THE EXERCISE
Leave out the pictures and copy the remaining records exactly.

_ _ _ _ _ _ _

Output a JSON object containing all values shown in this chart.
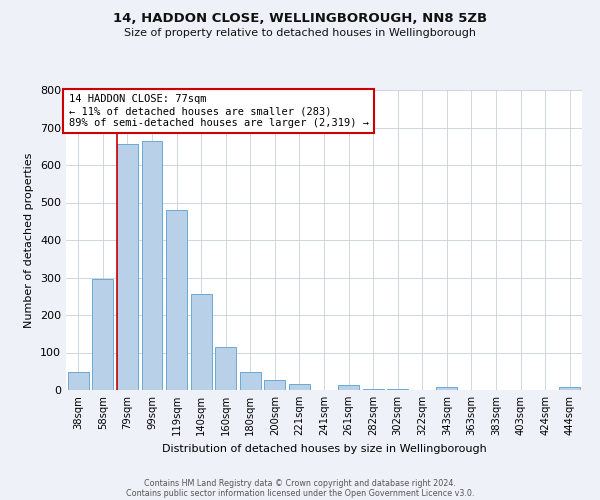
{
  "title": "14, HADDON CLOSE, WELLINGBOROUGH, NN8 5ZB",
  "subtitle": "Size of property relative to detached houses in Wellingborough",
  "xlabel": "Distribution of detached houses by size in Wellingborough",
  "ylabel": "Number of detached properties",
  "bar_labels": [
    "38sqm",
    "58sqm",
    "79sqm",
    "99sqm",
    "119sqm",
    "140sqm",
    "160sqm",
    "180sqm",
    "200sqm",
    "221sqm",
    "241sqm",
    "261sqm",
    "282sqm",
    "302sqm",
    "322sqm",
    "343sqm",
    "363sqm",
    "383sqm",
    "403sqm",
    "424sqm",
    "444sqm"
  ],
  "bar_heights": [
    48,
    295,
    655,
    665,
    480,
    255,
    115,
    49,
    28,
    15,
    0,
    13,
    4,
    3,
    0,
    9,
    0,
    0,
    0,
    0,
    7
  ],
  "bar_color": "#b8d0e8",
  "bar_edge_color": "#6aaad4",
  "vline_x_index": 2,
  "vline_color": "#cc0000",
  "ylim": [
    0,
    800
  ],
  "yticks": [
    0,
    100,
    200,
    300,
    400,
    500,
    600,
    700,
    800
  ],
  "annotation_line1": "14 HADDON CLOSE: 77sqm",
  "annotation_line2": "← 11% of detached houses are smaller (283)",
  "annotation_line3": "89% of semi-detached houses are larger (2,319) →",
  "footer_line1": "Contains HM Land Registry data © Crown copyright and database right 2024.",
  "footer_line2": "Contains public sector information licensed under the Open Government Licence v3.0.",
  "bg_color": "#eef2f8",
  "plot_bg_color": "#ffffff",
  "grid_color": "#c8d0dc"
}
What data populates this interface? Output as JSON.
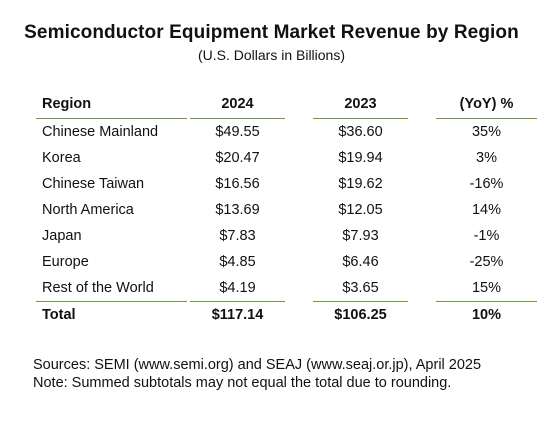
{
  "title": "Semiconductor Equipment Market Revenue by Region",
  "subtitle": "(U.S. Dollars in Billions)",
  "table": {
    "headers": {
      "region": "Region",
      "y2024": "2024",
      "y2023": "2023",
      "yoy": "(YoY) %"
    },
    "rows": [
      {
        "region": "Chinese Mainland",
        "y2024": "$49.55",
        "y2023": "$36.60",
        "yoy": "35%"
      },
      {
        "region": "Korea",
        "y2024": "$20.47",
        "y2023": "$19.94",
        "yoy": "3%"
      },
      {
        "region": "Chinese Taiwan",
        "y2024": "$16.56",
        "y2023": "$19.62",
        "yoy": "-16%"
      },
      {
        "region": "North America",
        "y2024": "$13.69",
        "y2023": "$12.05",
        "yoy": "14%"
      },
      {
        "region": "Japan",
        "y2024": "$7.83",
        "y2023": "$7.93",
        "yoy": "-1%"
      },
      {
        "region": "Europe",
        "y2024": "$4.85",
        "y2023": "$6.46",
        "yoy": "-25%"
      },
      {
        "region": "Rest of the World",
        "y2024": "$4.19",
        "y2023": "$3.65",
        "yoy": "15%"
      }
    ],
    "total": {
      "region": "Total",
      "y2024": "$117.14",
      "y2023": "$106.25",
      "yoy": "10%"
    }
  },
  "notes": {
    "sources": "Sources: SEMI (www.semi.org) and SEAJ (www.seaj.or.jp), April 2025",
    "rounding": "Note: Summed subtotals may not equal the total due to rounding."
  },
  "colors": {
    "rule": "#6e9a3a",
    "text": "#111111"
  }
}
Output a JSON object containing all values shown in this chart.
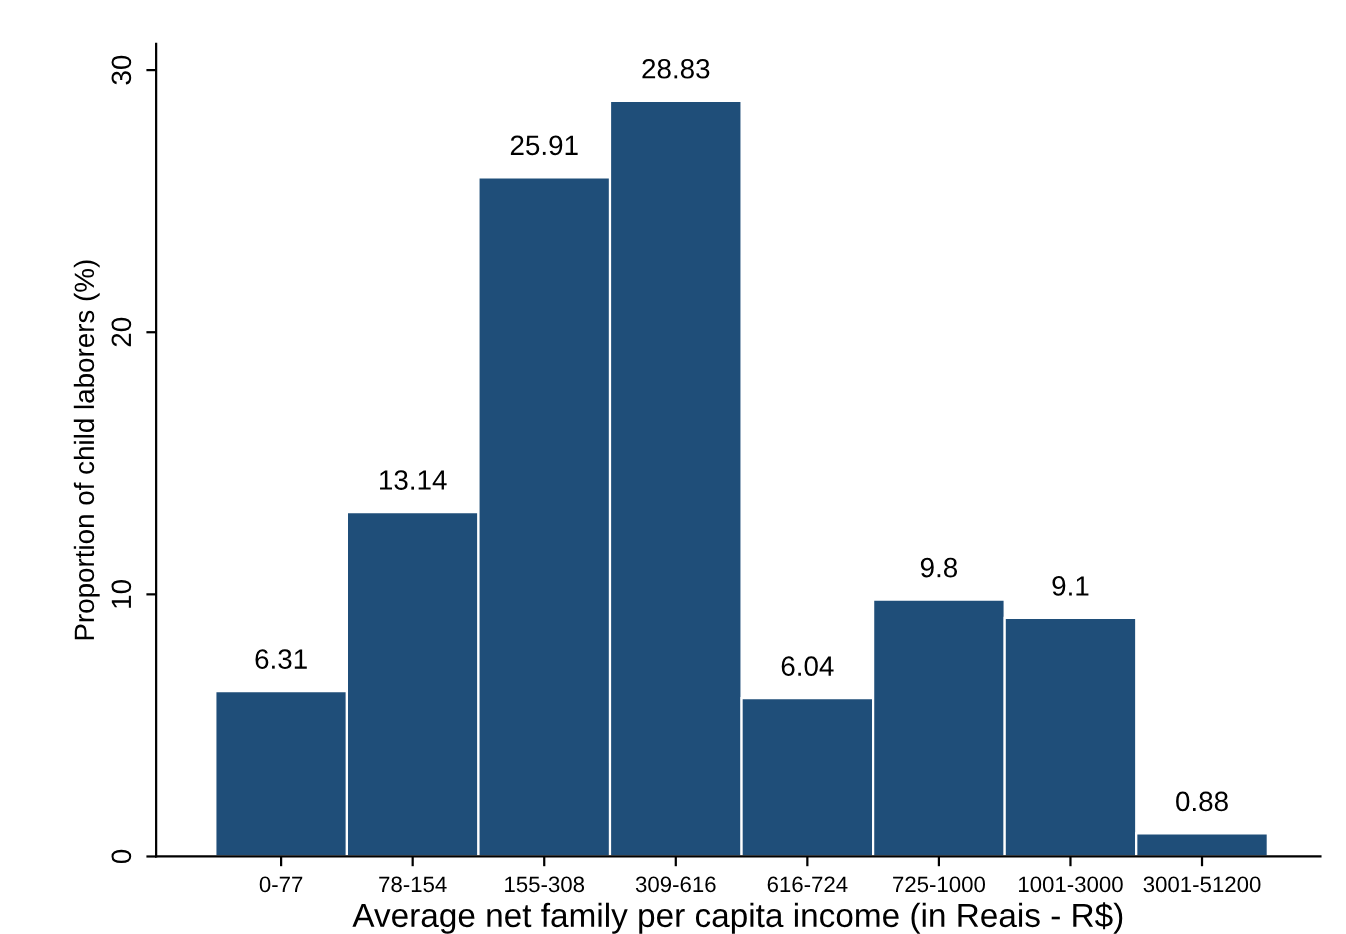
{
  "chart_data": {
    "type": "bar",
    "categories": [
      "0-77",
      "78-154",
      "155-308",
      "309-616",
      "616-724",
      "725-1000",
      "1001-3000",
      "3001-51200"
    ],
    "values": [
      6.31,
      13.14,
      25.91,
      28.83,
      6.04,
      9.8,
      9.1,
      0.88
    ],
    "color": "#1f4e79",
    "xlabel": "Average net family per capita income (in Reais - R$)",
    "ylabel": "Proportion of child laborers (%)",
    "ylim": [
      0,
      31
    ],
    "yticks": [
      0,
      10,
      20,
      30
    ],
    "data_labels": true,
    "grid": false,
    "legend": false
  }
}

_ _ _ _ _ _ _

SOLUTION
Output a JSON object containing all values shown in this chart.
{
  "title": "14, HADDON CLOSE, WELLINGBOROUGH, NN8 5ZB",
  "subtitle": "Size of property relative to detached houses in Wellingborough",
  "xlabel": "Distribution of detached houses by size in Wellingborough",
  "ylabel": "Number of detached properties",
  "bar_labels": [
    "38sqm",
    "58sqm",
    "79sqm",
    "99sqm",
    "119sqm",
    "140sqm",
    "160sqm",
    "180sqm",
    "200sqm",
    "221sqm",
    "241sqm",
    "261sqm",
    "282sqm",
    "302sqm",
    "322sqm",
    "343sqm",
    "363sqm",
    "383sqm",
    "403sqm",
    "424sqm",
    "444sqm"
  ],
  "bar_heights": [
    48,
    295,
    655,
    665,
    480,
    255,
    115,
    49,
    28,
    15,
    0,
    13,
    4,
    3,
    0,
    9,
    0,
    0,
    0,
    0,
    7
  ],
  "bar_color": "#b8d0e8",
  "bar_edge_color": "#6aaad4",
  "vline_x_index": 2,
  "vline_color": "#cc0000",
  "ylim": [
    0,
    800
  ],
  "yticks": [
    0,
    100,
    200,
    300,
    400,
    500,
    600,
    700,
    800
  ],
  "annotation_line1": "14 HADDON CLOSE: 77sqm",
  "annotation_line2": "← 11% of detached houses are smaller (283)",
  "annotation_line3": "89% of semi-detached houses are larger (2,319) →",
  "footer_line1": "Contains HM Land Registry data © Crown copyright and database right 2024.",
  "footer_line2": "Contains public sector information licensed under the Open Government Licence v3.0.",
  "bg_color": "#eef2f8",
  "plot_bg_color": "#ffffff",
  "grid_color": "#c8d0dc"
}
What data populates this interface? Output as JSON.
{
  "title": "Semiconductor Equipment Market Revenue by Region",
  "subtitle": "(U.S. Dollars in Billions)",
  "table": {
    "headers": {
      "region": "Region",
      "y2024": "2024",
      "y2023": "2023",
      "yoy": "(YoY) %"
    },
    "rows": [
      {
        "region": "Chinese Mainland",
        "y2024": "$49.55",
        "y2023": "$36.60",
        "yoy": "35%"
      },
      {
        "region": "Korea",
        "y2024": "$20.47",
        "y2023": "$19.94",
        "yoy": "3%"
      },
      {
        "region": "Chinese Taiwan",
        "y2024": "$16.56",
        "y2023": "$19.62",
        "yoy": "-16%"
      },
      {
        "region": "North America",
        "y2024": "$13.69",
        "y2023": "$12.05",
        "yoy": "14%"
      },
      {
        "region": "Japan",
        "y2024": "$7.83",
        "y2023": "$7.93",
        "yoy": "-1%"
      },
      {
        "region": "Europe",
        "y2024": "$4.85",
        "y2023": "$6.46",
        "yoy": "-25%"
      },
      {
        "region": "Rest of the World",
        "y2024": "$4.19",
        "y2023": "$3.65",
        "yoy": "15%"
      }
    ],
    "total": {
      "region": "Total",
      "y2024": "$117.14",
      "y2023": "$106.25",
      "yoy": "10%"
    }
  },
  "notes": {
    "sources": "Sources: SEMI (www.semi.org) and SEAJ (www.seaj.or.jp), April 2025",
    "rounding": "Note: Summed subtotals may not equal the total due to rounding."
  },
  "colors": {
    "rule": "#6e9a3a",
    "text": "#111111"
  }
}
Output a JSON object containing all values shown in this chart.
{
  "chart_data": {
    "type": "bar",
    "categories": [
      "0-77",
      "78-154",
      "155-308",
      "309-616",
      "616-724",
      "725-1000",
      "1001-3000",
      "3001-51200"
    ],
    "values": [
      6.31,
      13.14,
      25.91,
      28.83,
      6.04,
      9.8,
      9.1,
      0.88
    ],
    "color": "#1f4e79",
    "xlabel": "Average net family per capita income (in Reais - R$)",
    "ylabel": "Proportion of child laborers (%)",
    "ylim": [
      0,
      31
    ],
    "yticks": [
      0,
      10,
      20,
      30
    ],
    "data_labels": true,
    "grid": false,
    "legend": false
  }
}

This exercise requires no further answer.